-- START OF GIVEN ENTRIES --

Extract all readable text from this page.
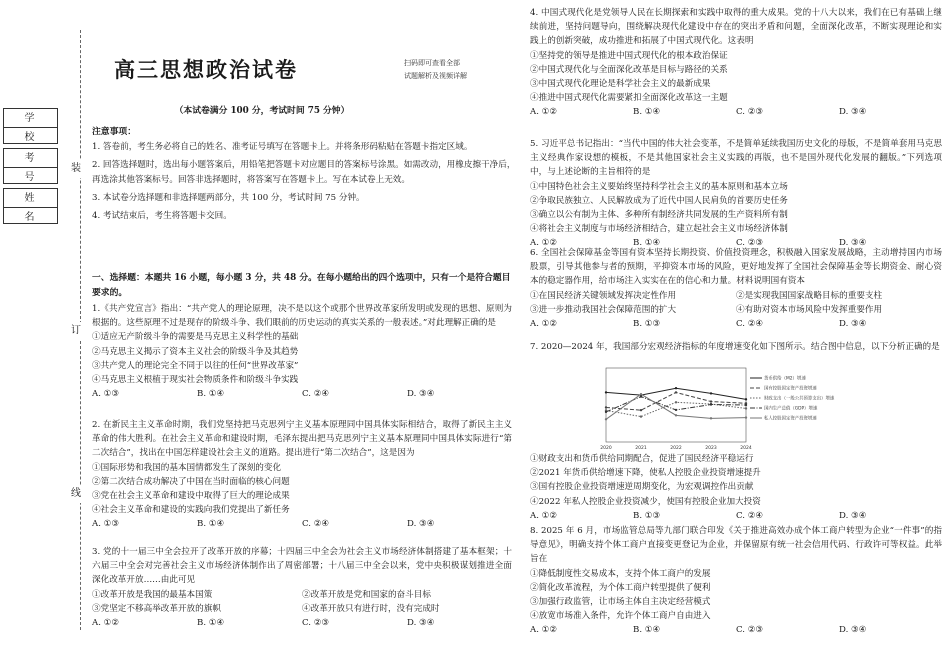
装
订
线
学 校
考 号
姓 名
高三思想政治试卷	扫码即可查看全部
试题解析及视频详解
（本试卷满分 100 分，考试时间 75 分钟）
注意事项：
1. 答卷前，考生务必将自己的姓名、准考证号填写在答题卡上。并将条形码粘贴在答题卡指定区域。
2. 回答选择题时，选出每小题答案后，用铅笔把答题卡对应题目的答案标号涂黑。如需改动，用橡皮擦干净后，再选涂其他答案标号。回答非选择题时，将答案写在答题卡上。写在本试卷上无效。
3. 本试卷分选择题和非选择题两部分，共 100 分，考试时间 75 分钟。
4. 考试结束后，考生将答题卡交回。
一、选择题：本题共 16 小题，每小题 3 分，共 48 分。在每小题给出的四个选项中，只有一个是符合题目要求的。
1.《共产党宣言》指出：“共产党人的理论原理，决不是以这个或那个世界改革家所发明或发现的思想、原则为根据的。这些原理不过是现存的阶级斗争、我们眼前的历史运动的真实关系的一般表述。”对此理解正确的是
①适应无产阶级斗争的需要是马克思主义科学性的基础
②马克思主义揭示了资本主义社会的阶级斗争及其趋势
③共产党人的理论完全不同于以往的任何“世界改革家”
④马克思主义根植于现实社会物质条件和阶级斗争实践
A. ①③	B. ①④	C. ②④	D. ③④
2. 在新民主主义革命时期，我们党坚持把马克思列宁主义基本原理同中国具体实际相结合，取得了新民主主义革命的伟大胜利。在社会主义革命和建设时期，毛泽东提出把马克思列宁主义基本原理同中国具体实际进行“第二次结合”，找出在中国怎样建设社会主义的道路。提出进行“第二次结合”，这是因为
①国际形势和我国的基本国情都发生了深刻的变化
②第二次结合成功解决了中国在当时面临的核心问题
③党在社会主义革命和建设中取得了巨大的理论成果
④社会主义革命和建设的实践向我们党提出了新任务
A. ①③	B. ①④	C. ②④	D. ③④
3. 党的十一届三中全会拉开了改革开放的序幕；十四届三中全会为社会主义市场经济体制搭建了基本框架；十六届三中全会对完善社会主义市场经济体制作出了周密部署；十八届三中全会以来，党中央积极谋划推进全面深化改革开放……由此可见
①改革开放是我国的最基本国策	②改革开放是党和国家的奋斗目标
③党坚定不移高举改革开放的旗帜	④改革开放只有进行时，没有完成时
A. ①②	B. ①④	C. ②③	D. ③④
4. 中国式现代化是党领导人民在长期探索和实践中取得的重大成果。党的十八大以来，我们在已有基础上继续前进，坚持问题导向，围绕解决现代化建设中存在的突出矛盾和问题，全面深化改革，不断实现理论和实践上的创新突破，成功推进和拓展了中国式现代化。这表明
①坚持党的领导是推进中国式现代化的根本政治保证
②中国式现代化与全面深化改革是目标与路径的关系
③中国式现代化理论是科学社会主义的最新成果
④推进中国式现代化需要紧扣全面深化改革这一主题
A. ①②	B. ①④	C. ②③	D. ③④
5. 习近平总书记指出：“当代中国的伟大社会变革，不是简单延续我国历史文化的母版，不是简单套用马克思主义经典作家设想的模板，不是其他国家社会主义实践的再版，也不是国外现代化发展的翻版。”下列选项中，与上述论断的主旨相符的是
①中国特色社会主义要始终坚持科学社会主义的基本原则和基本立场
②争取民族独立、人民解放成为了近代中国人民肩负的首要历史任务
③确立以公有制为主体、多种所有制经济共同发展的生产资料所有制
④将社会主义制度与市场经济相结合，建立起社会主义市场经济体制
A. ①②	B. ①④	C. ②③	D. ③④
6. 全国社会保障基金等国有资本坚持长期投资、价值投资理念，积极融入国家发展战略，主动增持国内市场股票，引导其他参与者的预期，平抑资本市场的风险，更好地发挥了全国社会保障基金等长期资金、耐心资本的稳定器作用，给市场注入实实在在的信心和力量。材料说明国有资本
①在国民经济关键领域发挥决定性作用	②是实现我国国家战略目标的重要支柱
③进一步推动我国社会保障范围的扩大	④有助对资本市场风险中发挥重要作用
A. ①②	B. ①③	C. ②④	D. ③④
7. 2020—2024 年，我国部分宏观经济指标的年度增速变化如下图所示。结合图中信息，以下分析正确的是
2020	2021	2022	2023	2024
货币供给（M2）增速
国有控股固定资产投资增速
财政支出（一般公共预算支出）增速
国内生产总值（GDP）增速
私人控股固定资产投资增速
①财政支出和货币供给同期配合，促进了国民经济平稳运行
②2021 年货币供给增速下降，使私人控股企业投资增速提升
③国有控股企业投资增速逆周期变化，为宏观调控作出贡献
④2022 年私人控股企业投资减少，使国有控股企业加大投资
A. ①②	B. ①③	C. ②④	D. ③④
8. 2025 年 6 月，市场监管总局等九部门联合印发《关于推进高效办成个体工商户转型为企业“一件事”的指导意见》，明确支持个体工商户直接变更登记为企业，并保留原有统一社会信用代码、行政许可等权益。此举旨在
①降低制度性交易成本，支持个体工商户的发展
②简化改革流程，为个体工商户转型提供了便利
③加强行政监管，让市场主体自主决定经营模式
④放宽市场准入条件，允许个体工商户自由进入
A. ①②	B. ①④	C. ②③	D. ③④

-- END OF GIVEN ENTRIES --

Can you restate all the records above word for word while dropping the pictures?

_SOLUTION FOR THIS EXERCISE_.
Extract all readable text from this page.
装
订
线
学 校
考 号
姓 名
高三思想政治试卷	扫码即可查看全部
试题解析及视频详解
（本试卷满分 100 分，考试时间 75 分钟）
注意事项：
1. 答卷前，考生务必将自己的姓名、准考证号填写在答题卡上。并将条形码粘贴在答题卡指定区域。
2. 回答选择题时，选出每小题答案后，用铅笔把答题卡对应题目的答案标号涂黑。如需改动，用橡皮擦干净后，再选涂其他答案标号。回答非选择题时，将答案写在答题卡上。写在本试卷上无效。
3. 本试卷分选择题和非选择题两部分，共 100 分，考试时间 75 分钟。
4. 考试结束后，考生将答题卡交回。
一、选择题：本题共 16 小题，每小题 3 分，共 48 分。在每小题给出的四个选项中，只有一个是符合题目要求的。
1.《共产党宣言》指出：“共产党人的理论原理，决不是以这个或那个世界改革家所发明或发现的思想、原则为根据的。这些原理不过是现存的阶级斗争、我们眼前的历史运动的真实关系的一般表述。”对此理解正确的是
①适应无产阶级斗争的需要是马克思主义科学性的基础
②马克思主义揭示了资本主义社会的阶级斗争及其趋势
③共产党人的理论完全不同于以往的任何“世界改革家”
④马克思主义根植于现实社会物质条件和阶级斗争实践
A. ①③	B. ①④	C. ②④	D. ③④
2. 在新民主主义革命时期，我们党坚持把马克思列宁主义基本原理同中国具体实际相结合，取得了新民主主义革命的伟大胜利。在社会主义革命和建设时期，毛泽东提出把马克思列宁主义基本原理同中国具体实际进行“第二次结合”，找出在中国怎样建设社会主义的道路。提出进行“第二次结合”，这是因为
①国际形势和我国的基本国情都发生了深刻的变化
②第二次结合成功解决了中国在当时面临的核心问题
③党在社会主义革命和建设中取得了巨大的理论成果
④社会主义革命和建设的实践向我们党提出了新任务
A. ①③	B. ①④	C. ②④	D. ③④
3. 党的十一届三中全会拉开了改革开放的序幕；十四届三中全会为社会主义市场经济体制搭建了基本框架；十六届三中全会对完善社会主义市场经济体制作出了周密部署；十八届三中全会以来，党中央积极谋划推进全面深化改革开放……由此可见
①改革开放是我国的最基本国策	②改革开放是党和国家的奋斗目标
③党坚定不移高举改革开放的旗帜	④改革开放只有进行时，没有完成时
A. ①②	B. ①④	C. ②③	D. ③④
4. 中国式现代化是党领导人民在长期探索和实践中取得的重大成果。党的十八大以来，我们在已有基础上继续前进，坚持问题导向，围绕解决现代化建设中存在的突出矛盾和问题，全面深化改革，不断实现理论和实践上的创新突破，成功推进和拓展了中国式现代化。这表明
①坚持党的领导是推进中国式现代化的根本政治保证
②中国式现代化与全面深化改革是目标与路径的关系
③中国式现代化理论是科学社会主义的最新成果
④推进中国式现代化需要紧扣全面深化改革这一主题
A. ①②	B. ①④	C. ②③	D. ③④
5. 习近平总书记指出：“当代中国的伟大社会变革，不是简单延续我国历史文化的母版，不是简单套用马克思主义经典作家设想的模板，不是其他国家社会主义实践的再版，也不是国外现代化发展的翻版。”下列选项中，与上述论断的主旨相符的是
①中国特色社会主义要始终坚持科学社会主义的基本原则和基本立场
②争取民族独立、人民解放成为了近代中国人民肩负的首要历史任务
③确立以公有制为主体、多种所有制经济共同发展的生产资料所有制
④将社会主义制度与市场经济相结合，建立起社会主义市场经济体制
A. ①②	B. ①④	C. ②③	D. ③④
6. 全国社会保障基金等国有资本坚持长期投资、价值投资理念，积极融入国家发展战略，主动增持国内市场股票，引导其他参与者的预期，平抑资本市场的风险，更好地发挥了全国社会保障基金等长期资金、耐心资本的稳定器作用，给市场注入实实在在的信心和力量。材料说明国有资本
①在国民经济关键领域发挥决定性作用	②是实现我国国家战略目标的重要支柱
③进一步推动我国社会保障范围的扩大	④有助对资本市场风险中发挥重要作用
A. ①②	B. ①③	C. ②④	D. ③④
7. 2020—2024 年，我国部分宏观经济指标的年度增速变化如下图所示。结合图中信息，以下分析正确的是
2020	2021	2022	2023	2024
货币供给（M2）增速
国有控股固定资产投资增速
财政支出（一般公共预算支出）增速
国内生产总值（GDP）增速
私人控股固定资产投资增速
①财政支出和货币供给同期配合，促进了国民经济平稳运行
②2021 年货币供给增速下降，使私人控股企业投资增速提升
③国有控股企业投资增速逆周期变化，为宏观调控作出贡献
④2022 年私人控股企业投资减少，使国有控股企业加大投资
A. ①②	B. ①③	C. ②④	D. ③④
8. 2025 年 6 月，市场监管总局等九部门联合印发《关于推进高效办成个体工商户转型为企业“一件事”的指导意见》，明确支持个体工商户直接变更登记为企业，并保留原有统一社会信用代码、行政许可等权益。此举旨在
①降低制度性交易成本，支持个体工商户的发展
②简化改革流程，为个体工商户转型提供了便利
③加强行政监管，让市场主体自主决定经营模式
④放宽市场准入条件，允许个体工商户自由进入
A. ①②	B. ①④	C. ②③	D. ③④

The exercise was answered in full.